== Exercise materials ==
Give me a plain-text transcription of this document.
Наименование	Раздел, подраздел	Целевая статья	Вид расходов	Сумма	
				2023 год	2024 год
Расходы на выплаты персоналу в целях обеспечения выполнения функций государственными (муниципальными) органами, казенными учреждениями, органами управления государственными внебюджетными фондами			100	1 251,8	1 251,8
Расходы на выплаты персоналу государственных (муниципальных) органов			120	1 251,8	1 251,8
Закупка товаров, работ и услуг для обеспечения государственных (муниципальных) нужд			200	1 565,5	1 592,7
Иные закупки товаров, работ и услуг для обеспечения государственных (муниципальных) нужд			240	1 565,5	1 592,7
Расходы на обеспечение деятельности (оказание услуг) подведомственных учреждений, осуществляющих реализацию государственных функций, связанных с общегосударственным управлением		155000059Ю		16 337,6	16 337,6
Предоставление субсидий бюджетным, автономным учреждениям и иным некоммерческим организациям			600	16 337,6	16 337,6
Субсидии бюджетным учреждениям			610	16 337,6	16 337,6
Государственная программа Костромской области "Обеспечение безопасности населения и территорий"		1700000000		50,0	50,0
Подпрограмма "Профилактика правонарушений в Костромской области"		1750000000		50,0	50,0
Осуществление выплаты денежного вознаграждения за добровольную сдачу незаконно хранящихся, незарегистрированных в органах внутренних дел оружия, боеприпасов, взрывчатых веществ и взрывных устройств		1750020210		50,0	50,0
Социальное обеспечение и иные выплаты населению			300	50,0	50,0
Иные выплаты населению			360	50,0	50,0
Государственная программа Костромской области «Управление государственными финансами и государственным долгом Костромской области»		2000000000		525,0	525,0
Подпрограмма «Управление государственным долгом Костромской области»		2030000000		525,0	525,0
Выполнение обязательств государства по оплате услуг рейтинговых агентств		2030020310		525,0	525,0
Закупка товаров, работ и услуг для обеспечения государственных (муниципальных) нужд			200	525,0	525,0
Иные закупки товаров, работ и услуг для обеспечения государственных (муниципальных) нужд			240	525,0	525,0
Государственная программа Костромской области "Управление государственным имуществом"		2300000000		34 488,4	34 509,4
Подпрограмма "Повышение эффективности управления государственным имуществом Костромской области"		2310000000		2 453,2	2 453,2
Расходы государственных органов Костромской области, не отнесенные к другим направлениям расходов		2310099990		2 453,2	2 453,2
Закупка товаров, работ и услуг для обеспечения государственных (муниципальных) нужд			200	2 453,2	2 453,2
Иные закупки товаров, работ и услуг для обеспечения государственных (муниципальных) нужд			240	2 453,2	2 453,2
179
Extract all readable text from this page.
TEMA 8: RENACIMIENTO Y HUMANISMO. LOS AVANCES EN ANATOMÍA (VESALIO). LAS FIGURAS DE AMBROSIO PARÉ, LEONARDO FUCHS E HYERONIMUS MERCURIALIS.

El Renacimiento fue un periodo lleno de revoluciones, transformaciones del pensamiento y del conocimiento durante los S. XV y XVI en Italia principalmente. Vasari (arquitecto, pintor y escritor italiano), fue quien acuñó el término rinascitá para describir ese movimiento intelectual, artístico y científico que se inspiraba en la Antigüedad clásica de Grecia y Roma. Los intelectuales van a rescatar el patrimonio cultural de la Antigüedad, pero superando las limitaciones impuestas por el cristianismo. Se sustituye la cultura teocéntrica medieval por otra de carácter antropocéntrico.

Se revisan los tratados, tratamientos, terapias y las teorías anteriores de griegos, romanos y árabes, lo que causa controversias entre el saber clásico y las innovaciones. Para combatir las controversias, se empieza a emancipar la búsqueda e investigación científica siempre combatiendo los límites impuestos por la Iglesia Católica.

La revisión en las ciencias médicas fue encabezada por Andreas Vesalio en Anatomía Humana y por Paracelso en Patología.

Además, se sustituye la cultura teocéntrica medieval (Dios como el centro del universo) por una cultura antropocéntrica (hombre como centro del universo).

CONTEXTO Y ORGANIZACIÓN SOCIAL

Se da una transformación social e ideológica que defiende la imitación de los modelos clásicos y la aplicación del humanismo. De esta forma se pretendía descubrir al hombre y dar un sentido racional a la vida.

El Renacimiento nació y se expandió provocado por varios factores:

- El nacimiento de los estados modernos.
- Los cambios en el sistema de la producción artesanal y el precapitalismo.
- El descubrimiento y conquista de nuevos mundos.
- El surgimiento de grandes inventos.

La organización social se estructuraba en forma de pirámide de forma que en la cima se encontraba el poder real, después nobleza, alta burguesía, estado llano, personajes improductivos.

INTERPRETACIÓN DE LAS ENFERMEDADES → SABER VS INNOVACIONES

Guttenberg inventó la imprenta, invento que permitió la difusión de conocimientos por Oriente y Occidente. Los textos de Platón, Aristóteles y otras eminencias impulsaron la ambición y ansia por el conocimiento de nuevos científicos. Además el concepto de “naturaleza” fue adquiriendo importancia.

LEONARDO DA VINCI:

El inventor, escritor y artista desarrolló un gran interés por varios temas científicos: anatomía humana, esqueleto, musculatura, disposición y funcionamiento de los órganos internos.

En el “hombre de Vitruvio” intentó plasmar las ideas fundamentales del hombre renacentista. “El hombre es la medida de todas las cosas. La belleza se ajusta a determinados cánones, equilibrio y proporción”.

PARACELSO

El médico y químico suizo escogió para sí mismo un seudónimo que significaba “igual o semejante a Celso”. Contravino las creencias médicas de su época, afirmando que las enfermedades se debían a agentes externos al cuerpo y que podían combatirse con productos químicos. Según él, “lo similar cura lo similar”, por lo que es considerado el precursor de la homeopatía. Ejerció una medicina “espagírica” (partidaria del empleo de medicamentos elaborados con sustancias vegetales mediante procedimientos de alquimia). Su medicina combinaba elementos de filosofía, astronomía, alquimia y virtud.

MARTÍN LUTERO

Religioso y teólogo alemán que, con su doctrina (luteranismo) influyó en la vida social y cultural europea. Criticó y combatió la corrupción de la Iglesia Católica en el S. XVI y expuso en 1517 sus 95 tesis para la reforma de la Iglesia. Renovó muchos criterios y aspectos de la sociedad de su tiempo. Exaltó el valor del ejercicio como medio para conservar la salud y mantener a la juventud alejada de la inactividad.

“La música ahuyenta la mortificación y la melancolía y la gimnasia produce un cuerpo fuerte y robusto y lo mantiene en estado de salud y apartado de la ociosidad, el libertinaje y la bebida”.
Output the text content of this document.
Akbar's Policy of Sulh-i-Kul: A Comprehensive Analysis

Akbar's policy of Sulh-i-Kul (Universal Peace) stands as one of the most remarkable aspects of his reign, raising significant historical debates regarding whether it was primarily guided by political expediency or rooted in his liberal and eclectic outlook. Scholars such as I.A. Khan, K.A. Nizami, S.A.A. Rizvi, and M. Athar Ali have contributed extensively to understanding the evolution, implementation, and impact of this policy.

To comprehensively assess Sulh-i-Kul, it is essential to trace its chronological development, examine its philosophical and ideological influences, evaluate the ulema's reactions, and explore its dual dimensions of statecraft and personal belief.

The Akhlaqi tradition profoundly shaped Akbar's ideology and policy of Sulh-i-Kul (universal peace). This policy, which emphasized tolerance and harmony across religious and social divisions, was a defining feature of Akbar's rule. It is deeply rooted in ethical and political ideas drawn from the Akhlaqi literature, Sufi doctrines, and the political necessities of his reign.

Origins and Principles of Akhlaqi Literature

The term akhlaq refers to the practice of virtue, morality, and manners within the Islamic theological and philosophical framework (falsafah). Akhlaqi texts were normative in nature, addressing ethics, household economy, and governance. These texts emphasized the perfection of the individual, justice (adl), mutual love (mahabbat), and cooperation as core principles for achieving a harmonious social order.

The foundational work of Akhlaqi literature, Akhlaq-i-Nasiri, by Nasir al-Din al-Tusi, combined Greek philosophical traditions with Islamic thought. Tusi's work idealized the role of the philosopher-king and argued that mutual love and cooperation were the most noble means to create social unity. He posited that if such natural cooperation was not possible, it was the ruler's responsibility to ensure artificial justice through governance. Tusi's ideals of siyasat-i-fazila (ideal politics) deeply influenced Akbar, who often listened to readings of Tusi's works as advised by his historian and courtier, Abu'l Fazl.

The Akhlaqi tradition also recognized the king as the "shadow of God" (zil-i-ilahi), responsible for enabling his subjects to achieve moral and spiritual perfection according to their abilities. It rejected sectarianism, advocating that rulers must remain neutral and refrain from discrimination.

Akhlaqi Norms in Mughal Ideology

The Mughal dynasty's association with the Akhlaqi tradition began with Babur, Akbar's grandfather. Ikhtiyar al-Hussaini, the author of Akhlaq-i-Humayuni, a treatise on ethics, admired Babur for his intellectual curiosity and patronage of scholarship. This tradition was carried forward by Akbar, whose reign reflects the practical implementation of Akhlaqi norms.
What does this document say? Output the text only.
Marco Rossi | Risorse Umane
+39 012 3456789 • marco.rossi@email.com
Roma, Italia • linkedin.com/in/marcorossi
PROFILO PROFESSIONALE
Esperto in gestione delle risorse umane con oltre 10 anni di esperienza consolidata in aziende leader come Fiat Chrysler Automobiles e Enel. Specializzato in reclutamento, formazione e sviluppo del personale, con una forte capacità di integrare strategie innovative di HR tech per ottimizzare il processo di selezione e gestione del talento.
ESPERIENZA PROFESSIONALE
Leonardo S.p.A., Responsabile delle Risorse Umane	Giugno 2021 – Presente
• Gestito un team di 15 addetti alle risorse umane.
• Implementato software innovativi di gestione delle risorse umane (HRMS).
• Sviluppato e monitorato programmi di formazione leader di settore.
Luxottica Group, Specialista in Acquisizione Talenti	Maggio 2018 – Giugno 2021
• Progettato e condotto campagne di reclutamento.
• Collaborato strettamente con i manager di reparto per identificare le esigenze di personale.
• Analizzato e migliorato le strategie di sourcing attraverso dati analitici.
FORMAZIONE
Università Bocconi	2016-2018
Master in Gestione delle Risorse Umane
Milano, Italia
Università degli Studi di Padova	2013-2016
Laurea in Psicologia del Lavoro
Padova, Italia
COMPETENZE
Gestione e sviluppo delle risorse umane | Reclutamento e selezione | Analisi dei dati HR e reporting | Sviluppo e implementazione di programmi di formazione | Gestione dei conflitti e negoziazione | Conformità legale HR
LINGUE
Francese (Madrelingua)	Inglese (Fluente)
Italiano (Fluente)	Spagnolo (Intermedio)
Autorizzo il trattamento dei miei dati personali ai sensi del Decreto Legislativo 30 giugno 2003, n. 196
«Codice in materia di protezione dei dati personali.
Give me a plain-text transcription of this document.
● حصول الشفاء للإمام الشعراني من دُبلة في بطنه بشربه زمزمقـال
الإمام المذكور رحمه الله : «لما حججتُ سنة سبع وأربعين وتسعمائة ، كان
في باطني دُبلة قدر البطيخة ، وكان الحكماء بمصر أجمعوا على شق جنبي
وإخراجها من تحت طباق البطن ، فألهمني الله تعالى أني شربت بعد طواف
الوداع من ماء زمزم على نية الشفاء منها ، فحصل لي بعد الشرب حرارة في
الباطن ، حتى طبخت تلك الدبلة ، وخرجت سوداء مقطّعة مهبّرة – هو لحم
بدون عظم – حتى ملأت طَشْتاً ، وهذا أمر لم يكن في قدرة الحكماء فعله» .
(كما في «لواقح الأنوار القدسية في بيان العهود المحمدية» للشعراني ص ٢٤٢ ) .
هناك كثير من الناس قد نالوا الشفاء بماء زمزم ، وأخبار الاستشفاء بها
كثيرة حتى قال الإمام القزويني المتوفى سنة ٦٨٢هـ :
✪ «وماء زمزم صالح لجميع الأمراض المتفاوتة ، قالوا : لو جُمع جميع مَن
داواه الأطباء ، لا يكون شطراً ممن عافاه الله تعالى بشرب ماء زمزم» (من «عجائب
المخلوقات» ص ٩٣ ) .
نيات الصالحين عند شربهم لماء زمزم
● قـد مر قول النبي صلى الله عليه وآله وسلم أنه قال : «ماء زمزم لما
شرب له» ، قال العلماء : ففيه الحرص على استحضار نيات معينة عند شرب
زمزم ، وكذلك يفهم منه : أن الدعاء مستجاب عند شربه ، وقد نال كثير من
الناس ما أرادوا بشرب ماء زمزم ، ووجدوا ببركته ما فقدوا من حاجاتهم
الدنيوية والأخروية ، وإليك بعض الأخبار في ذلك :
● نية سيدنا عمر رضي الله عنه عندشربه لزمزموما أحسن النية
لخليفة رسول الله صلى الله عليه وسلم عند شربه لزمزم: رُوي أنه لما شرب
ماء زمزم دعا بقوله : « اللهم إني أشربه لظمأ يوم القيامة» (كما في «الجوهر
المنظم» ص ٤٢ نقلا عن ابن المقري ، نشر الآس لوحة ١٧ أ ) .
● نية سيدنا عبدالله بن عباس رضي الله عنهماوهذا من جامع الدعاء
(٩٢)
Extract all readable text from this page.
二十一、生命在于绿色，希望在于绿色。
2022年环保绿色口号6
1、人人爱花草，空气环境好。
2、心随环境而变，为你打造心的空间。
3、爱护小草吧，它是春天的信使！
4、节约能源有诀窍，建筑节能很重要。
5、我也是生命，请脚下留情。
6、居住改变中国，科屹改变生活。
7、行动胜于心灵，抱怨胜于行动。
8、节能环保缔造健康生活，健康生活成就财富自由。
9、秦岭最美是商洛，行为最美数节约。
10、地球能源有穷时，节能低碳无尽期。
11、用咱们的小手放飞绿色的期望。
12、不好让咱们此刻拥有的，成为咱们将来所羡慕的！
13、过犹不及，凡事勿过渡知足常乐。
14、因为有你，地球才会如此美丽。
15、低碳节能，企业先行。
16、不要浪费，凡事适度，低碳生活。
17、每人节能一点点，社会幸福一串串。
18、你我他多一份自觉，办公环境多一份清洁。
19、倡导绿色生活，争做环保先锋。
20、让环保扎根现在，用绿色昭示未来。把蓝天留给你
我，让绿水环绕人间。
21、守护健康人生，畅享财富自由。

== What you should do ==
From the data above, show each line that contains "имуществом".

== Written solution ==
Государственная программа Костромской области "Управление государственным имуществом"		2300000000		34 488,4	34 509,4
Подпрограмма "Повышение эффективности управления государственным имуществом Костромской области"		2310000000		2 453,2	2 453,2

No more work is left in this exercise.